BEGIN Provided data

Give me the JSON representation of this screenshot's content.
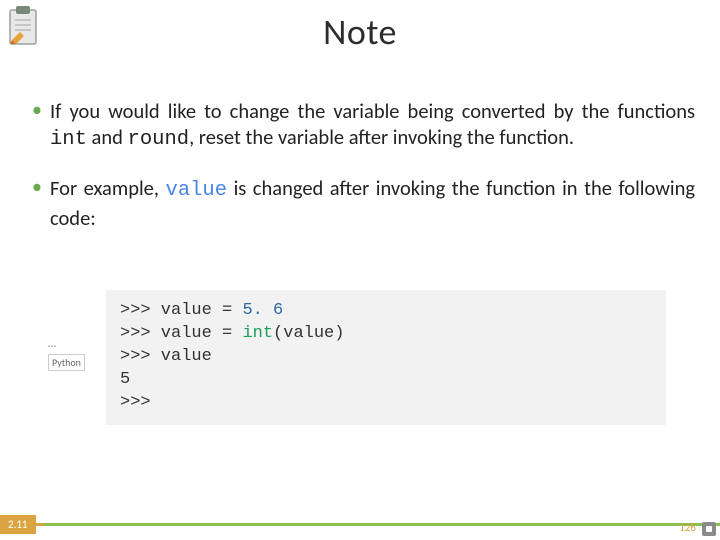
{
  "title": "Note",
  "bullets": [
    {
      "pre": "If you would like to change the variable being converted by the functions ",
      "mono1": "int",
      "mid1": " and ",
      "mono2": "round",
      "mid2": ", reset the variable after invoking the function.",
      "has_value": false
    },
    {
      "pre": "For example, ",
      "kw": "value",
      "post": " is changed after invoking the function in the following code:",
      "has_value": true
    }
  ],
  "pyBadge": {
    "dots": "…",
    "label": "Python"
  },
  "code": {
    "l1": {
      "prompt": ">>>",
      "text": " value = ",
      "num": "5. 6"
    },
    "l2": {
      "prompt": ">>>",
      "text": " value = ",
      "func": "int",
      "tail": "(value)"
    },
    "l3": {
      "prompt": ">>>",
      "text": " value"
    },
    "l4": {
      "out": "5"
    },
    "l5": {
      "prompt": ">>>"
    }
  },
  "footer": {
    "section": "2.11",
    "page": "126"
  }
}
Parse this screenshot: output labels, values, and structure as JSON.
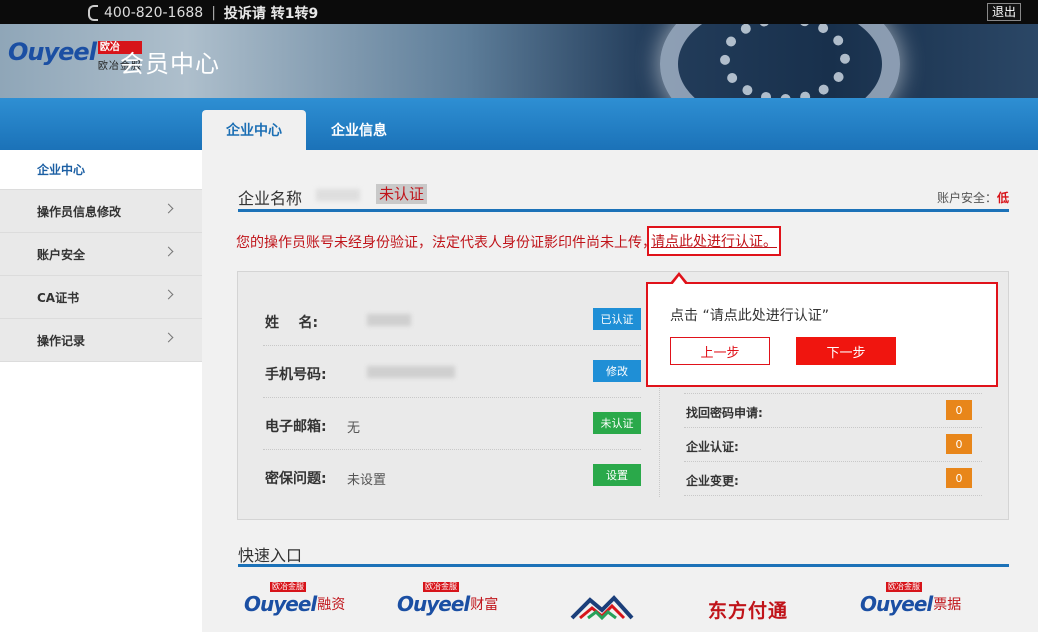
{
  "topbar": {
    "phone": "400-820-1688",
    "separator": "|",
    "complaint": "投诉请 转1转9",
    "logout": "退出"
  },
  "banner": {
    "logo_word": "Ouyeel",
    "logo_badge": "欧冶",
    "logo_sub": "欧冶金服",
    "title": "会员中心"
  },
  "nav": {
    "tabs": [
      {
        "label": "企业中心",
        "active": true
      },
      {
        "label": "企业信息",
        "active": false
      }
    ]
  },
  "sidebar": {
    "items": [
      {
        "label": "企业中心"
      },
      {
        "label": "操作员信息修改"
      },
      {
        "label": "账户安全"
      },
      {
        "label": "CA证书"
      },
      {
        "label": "操作记录"
      }
    ]
  },
  "company": {
    "label": "企业名称",
    "status": "未认证",
    "safety_label": "账户安全：",
    "safety_value": "低"
  },
  "warning": {
    "text": "您的操作员账号未经身份验证，法定代表人身份证影印件尚未上传，",
    "link": "请点此处进行认证。"
  },
  "info_rows": [
    {
      "key": "姓    名:",
      "value": "",
      "button": "已认证",
      "button_color": "#1f8fd6"
    },
    {
      "key": "手机号码:",
      "value": "",
      "button": "修改",
      "button_color": "#1f8fd6"
    },
    {
      "key": "电子邮箱:",
      "value": "无",
      "button": "未认证",
      "button_color": "#2aa94a"
    },
    {
      "key": "密保问题:",
      "value": "未设置",
      "button": "设置",
      "button_color": "#2aa94a"
    }
  ],
  "right_rows": [
    {
      "key": "找回密码申请:",
      "count": "0"
    },
    {
      "key": "企业认证:",
      "count": "0"
    },
    {
      "key": "企业变更:",
      "count": "0"
    }
  ],
  "popup": {
    "text": "点击 “请点此处进行认证”",
    "prev": "上一步",
    "next": "下一步"
  },
  "quick": {
    "title": "快速入口",
    "links": [
      {
        "word": "Ouyeel",
        "suffix": "融资",
        "badge": "欧冶金服"
      },
      {
        "word": "Ouyeel",
        "suffix": "财富",
        "badge": "欧冶金服"
      },
      {
        "word": "东方付通"
      },
      {
        "word": "Ouyeel",
        "suffix": "票据",
        "badge": "欧冶金服"
      }
    ]
  }
}
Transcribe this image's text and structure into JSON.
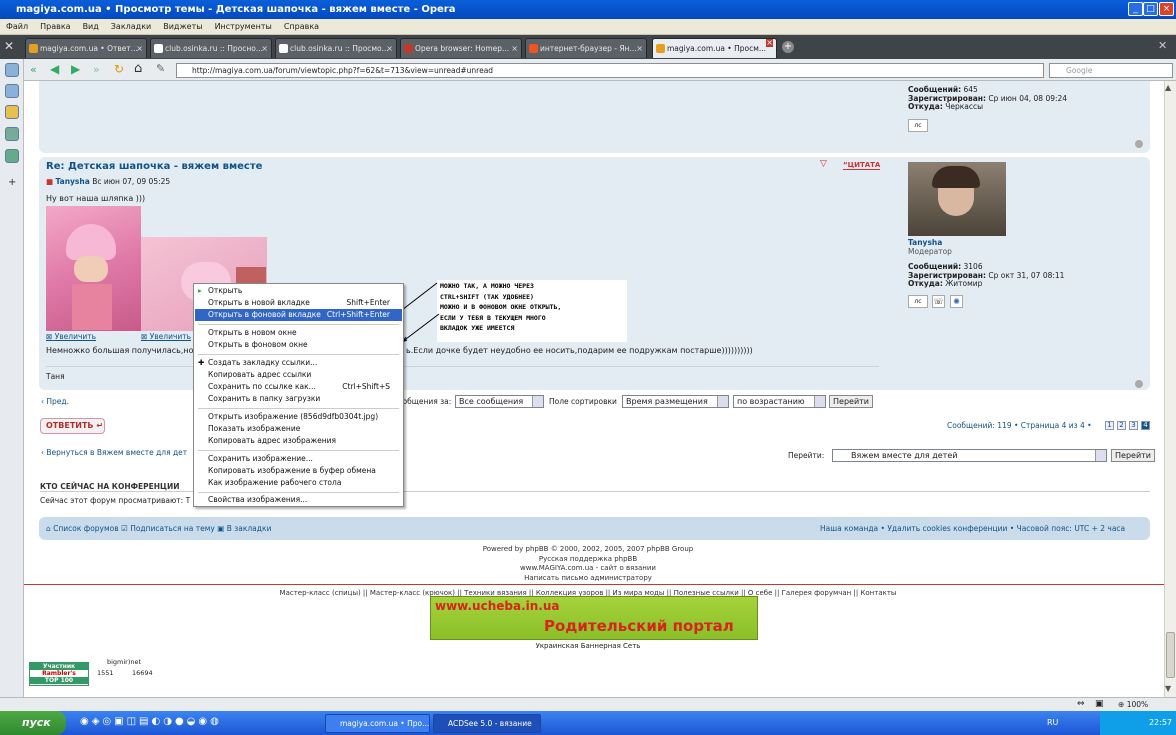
{
  "window": {
    "title": "magiya.com.ua • Просмотр темы - Детская шапочка - вяжем вместе - Opera"
  },
  "menu": [
    "Файл",
    "Правка",
    "Вид",
    "Закладки",
    "Виджеты",
    "Инструменты",
    "Справка"
  ],
  "tabs": [
    {
      "label": "magiya.com.ua • Ответ..."
    },
    {
      "label": "club.osinka.ru :: Просно..."
    },
    {
      "label": "club.osinka.ru :: Просмо..."
    },
    {
      "label": "Opera browser: Homep..."
    },
    {
      "label": "интернет-браузер - Ян..."
    },
    {
      "label": "magiya.com.ua • Просм..."
    }
  ],
  "address": {
    "url": "http://magiya.com.ua/forum/viewtopic.php?f=62&t=713&view=unread#unread",
    "search_placeholder": "Google"
  },
  "prev_user": {
    "posts_label": "Сообщений:",
    "posts": "645",
    "reg_label": "Зарегистрирован:",
    "reg": "Ср июн 04, 08 09:24",
    "from_label": "Откуда:",
    "from": "Черкассы",
    "pm": "лс"
  },
  "post": {
    "title": "Re: Детская шапочка - вяжем вместе",
    "author": "Tanysha",
    "date": "Вс июн 07, 09 05:25",
    "quote_label": "ЦИТАТА",
    "text1": "Ну вот наша шляпка )))",
    "zoom1": "Увеличить",
    "zoom2": "Увеличить",
    "text2_left": "Немножко большая получилась,но",
    "text2_right": "ь.Если дочке будет неудобно ее носить,подарим ее подружкам постарше))))))))))",
    "signature": "Таня",
    "user": {
      "name": "Tanysha",
      "rank": "Модератор",
      "posts_label": "Сообщений:",
      "posts": "3106",
      "reg_label": "Зарегистрирован:",
      "reg": "Ср окт 31, 07 08:11",
      "from_label": "Откуда:",
      "from": "Житомир",
      "pm": "лс"
    }
  },
  "sortbar": {
    "prev": "Пред.",
    "show_label": "ообщения за:",
    "show_value": "Все сообщения",
    "sort_label": "Поле сортировки",
    "sort_value": "Время размещения",
    "order_value": "по возрастанию",
    "go": "Перейти"
  },
  "reply": {
    "label": "ОТВЕТИТЬ"
  },
  "pagination": {
    "summary": "Сообщений: 119 • Страница 4 из 4 •",
    "pages": [
      "1",
      "2",
      "3",
      "4"
    ]
  },
  "back_link": "Вернуться в Вяжем вместе для дет",
  "jump": {
    "label": "Перейти:",
    "value": "Вяжем вместе для детей",
    "go": "Перейти"
  },
  "who": {
    "title": "КТО СЕЙЧАС НА КОНФЕРЕНЦИИ",
    "text": "Сейчас этот форум просматривают: Т"
  },
  "footer_nav": {
    "index": "Список форумов",
    "subscribe": "Подписаться на тему",
    "bookmark": "В закладки",
    "team": "Наша команда",
    "delete_cookies": "Удалить cookies конференции",
    "tz": "Часовой пояс: UTC + 2 часа"
  },
  "credits": [
    "Powered by phpBB © 2000, 2002, 2005, 2007 phpBB Group",
    "Русская поддержка phpBB",
    "www.MAGIYA.com.ua - сайт о вязании",
    "Написать письмо администратору"
  ],
  "bottom_links": "Мастер-класс (спицы) || Мастер-класс (крючок) || Техники вязания || Коллекция узоров || Из мира моды || Полезные ссылки || О себе || Галерея форумчан || Контакты",
  "banner": {
    "line1": "www.ucheba.in.ua",
    "line2": "Родительский портал",
    "network": "Украинская Баннерная Сеть"
  },
  "counters": {
    "rambler": [
      "Участник",
      "Rambler's",
      "TOP 100"
    ],
    "bigmir": "bigmir)net",
    "n1": "1551",
    "n2": "16694"
  },
  "context_menu": {
    "items": [
      {
        "label": "Открыть",
        "shortcut": ""
      },
      {
        "label": "Открыть в новой вкладке",
        "shortcut": "Shift+Enter"
      },
      {
        "label": "Открыть в фоновой вкладке",
        "shortcut": "Ctrl+Shift+Enter"
      },
      {
        "label": "Открыть в новом окне",
        "shortcut": ""
      },
      {
        "label": "Открыть в фоновом окне",
        "shortcut": ""
      },
      {
        "label": "Создать закладку ссылки...",
        "shortcut": ""
      },
      {
        "label": "Копировать адрес ссылки",
        "shortcut": ""
      },
      {
        "label": "Сохранить по ссылке как...",
        "shortcut": "Ctrl+Shift+S"
      },
      {
        "label": "Сохранить в папку загрузки",
        "shortcut": ""
      },
      {
        "label": "Открыть изображение (856d9dfb0304t.jpg)",
        "shortcut": ""
      },
      {
        "label": "Показать изображение",
        "shortcut": ""
      },
      {
        "label": "Копировать адрес изображения",
        "shortcut": ""
      },
      {
        "label": "Сохранить изображение...",
        "shortcut": ""
      },
      {
        "label": "Копировать изображение в буфер обмена",
        "shortcut": ""
      },
      {
        "label": "Как изображение рабочего стола",
        "shortcut": ""
      },
      {
        "label": "Свойства изображения...",
        "shortcut": ""
      }
    ]
  },
  "note": [
    "МОЖНО ТАК, А МОЖНО ЧЕРЕЗ",
    "CTRL+SHIFT (ТАК УДОБНЕЕ)",
    "МОЖНО И В ФОНОВОМ ОКНЕ ОТКРЫТЬ,",
    "ЕСЛИ У ТЕБЯ В ТЕКУЩЕМ МНОГО",
    "ВКЛАДОК УЖЕ ИМЕЕТСЯ"
  ],
  "status": {
    "zoom": "100%"
  },
  "taskbar": {
    "start": "пуск",
    "items": [
      "magiya.com.ua • Про...",
      "ACDSee 5.0 - вязание"
    ],
    "lang": "RU",
    "clock": "22:57"
  }
}
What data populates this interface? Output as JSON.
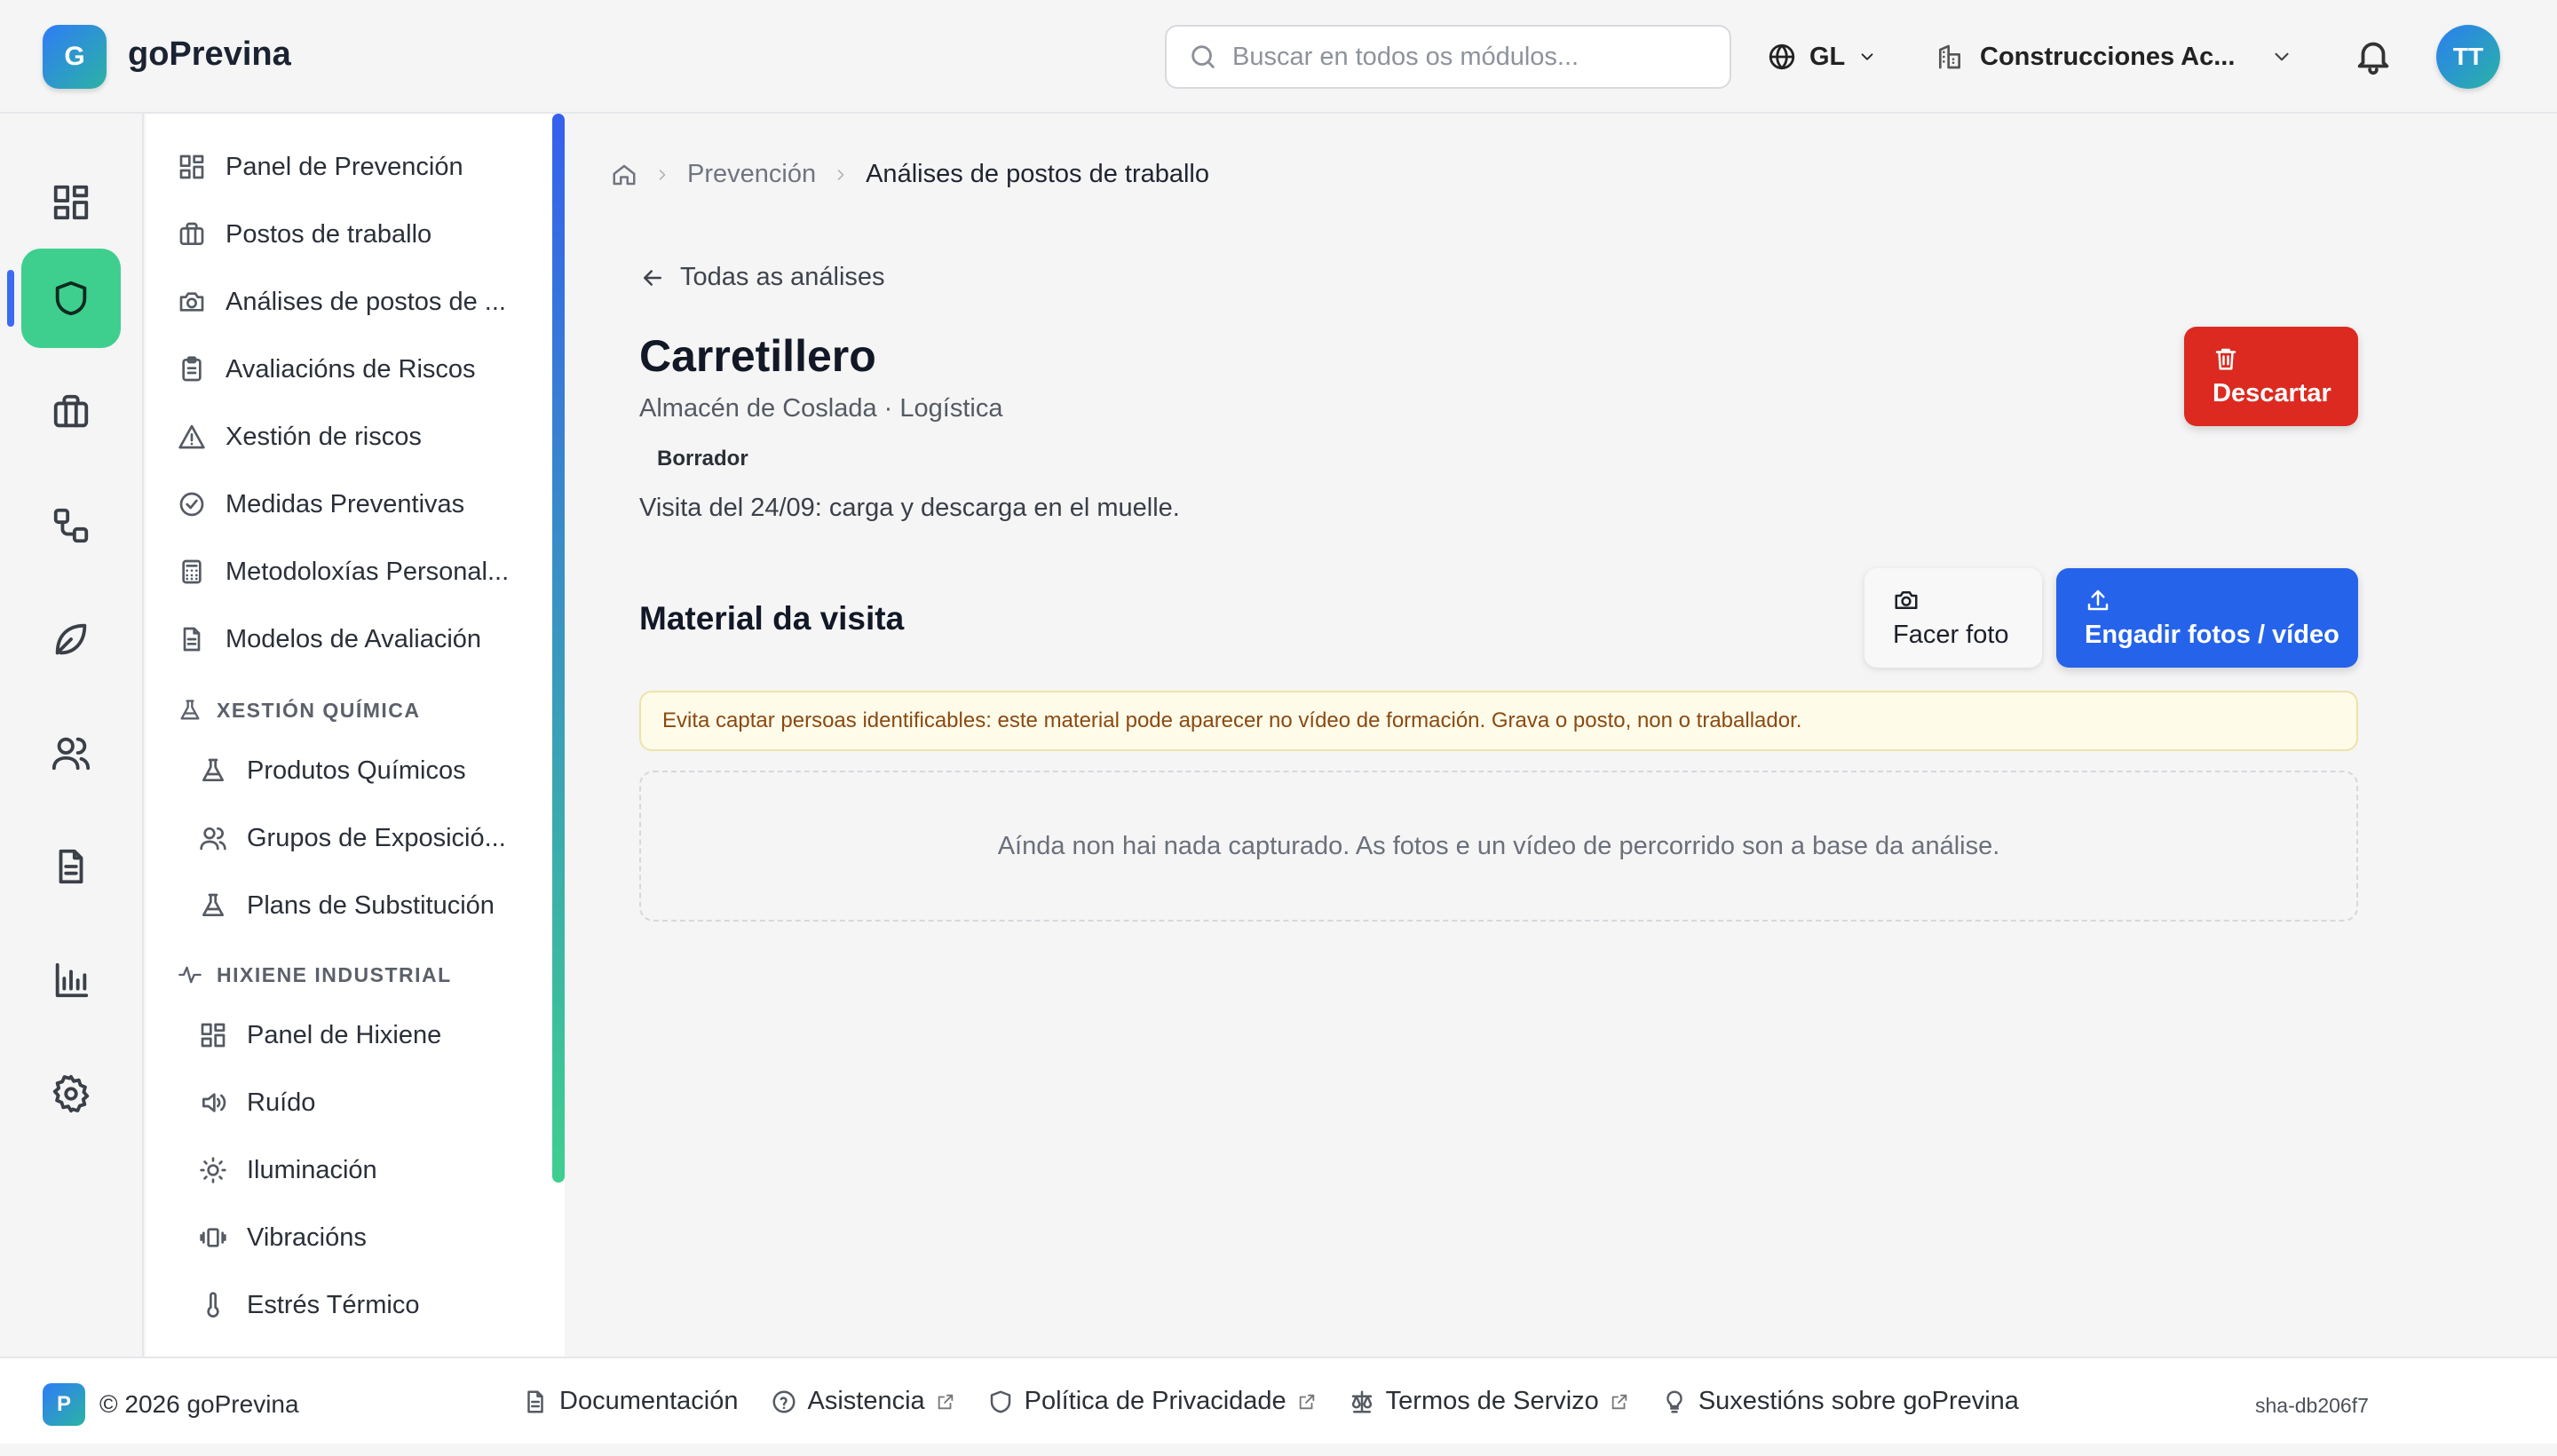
{
  "header": {
    "logo_letter": "G",
    "app_title": "goPrevina",
    "search_placeholder": "Buscar en todos os módulos...",
    "language": "GL",
    "organization": "Construcciones Ac...",
    "avatar_initials": "TT"
  },
  "rail": {
    "items": [
      "dashboard-icon",
      "shield-icon",
      "briefcase-icon",
      "workflow-icon",
      "leaf-icon",
      "users-icon",
      "document-icon",
      "chart-icon",
      "gear-icon"
    ],
    "active_index": 1
  },
  "nav": {
    "items": [
      "Panel de Prevención",
      "Postos de traballo",
      "Análises de postos de ...",
      "Avaliacións de Riscos",
      "Xestión de riscos",
      "Medidas Preventivas",
      "Metodoloxías Personal...",
      "Modelos de Avaliación"
    ],
    "section_chem": "XESTIÓN QUÍMICA",
    "chem_items": [
      "Produtos Químicos",
      "Grupos de Exposició...",
      "Plans de Substitución"
    ],
    "section_hyg": "HIXIENE INDUSTRIAL",
    "hyg_items": [
      "Panel de Hixiene",
      "Ruído",
      "Iluminación",
      "Vibracións",
      "Estrés Térmico"
    ]
  },
  "breadcrumb": {
    "parent": "Prevención",
    "current": "Análises de postos de traballo"
  },
  "page": {
    "back_label": "Todas as análises",
    "title": "Carretillero",
    "subtitle": "Almacén de Coslada · Logística",
    "status_badge": "Borrador",
    "description": "Visita del 24/09: carga y descarga en el muelle.",
    "discard_label": "Descartar",
    "section_title": "Material da visita",
    "take_photo_label": "Facer foto",
    "upload_label": "Engadir fotos / vídeo",
    "warning": "Evita captar persoas identificables: este material pode aparecer no vídeo de formación. Grava o posto, non o traballador.",
    "empty_state": "Aínda non hai nada capturado. As fotos e un vídeo de percorrido son a base da análise."
  },
  "footer": {
    "badge_letter": "P",
    "copyright": "© 2026 goPrevina",
    "links": [
      "Documentación",
      "Asistencia",
      "Política de Privacidade",
      "Termos de Servizo",
      "Suxestións sobre goPrevina"
    ],
    "version": "sha-db206f7"
  },
  "colors": {
    "active_rail": "#3ecf8e",
    "primary": "#2563eb",
    "danger": "#dc2a20",
    "warning_bg": "#fefbe9",
    "warning_text": "#8a4a12"
  }
}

END Provided data

Look over the records above and copy each line that includes the string "МОЖНО".

    "МОЖНО ТАК, А МОЖНО ЧЕРЕЗ",
    "МОЖНО И В ФОНОВОМ ОКНЕ ОТКРЫТЬ,",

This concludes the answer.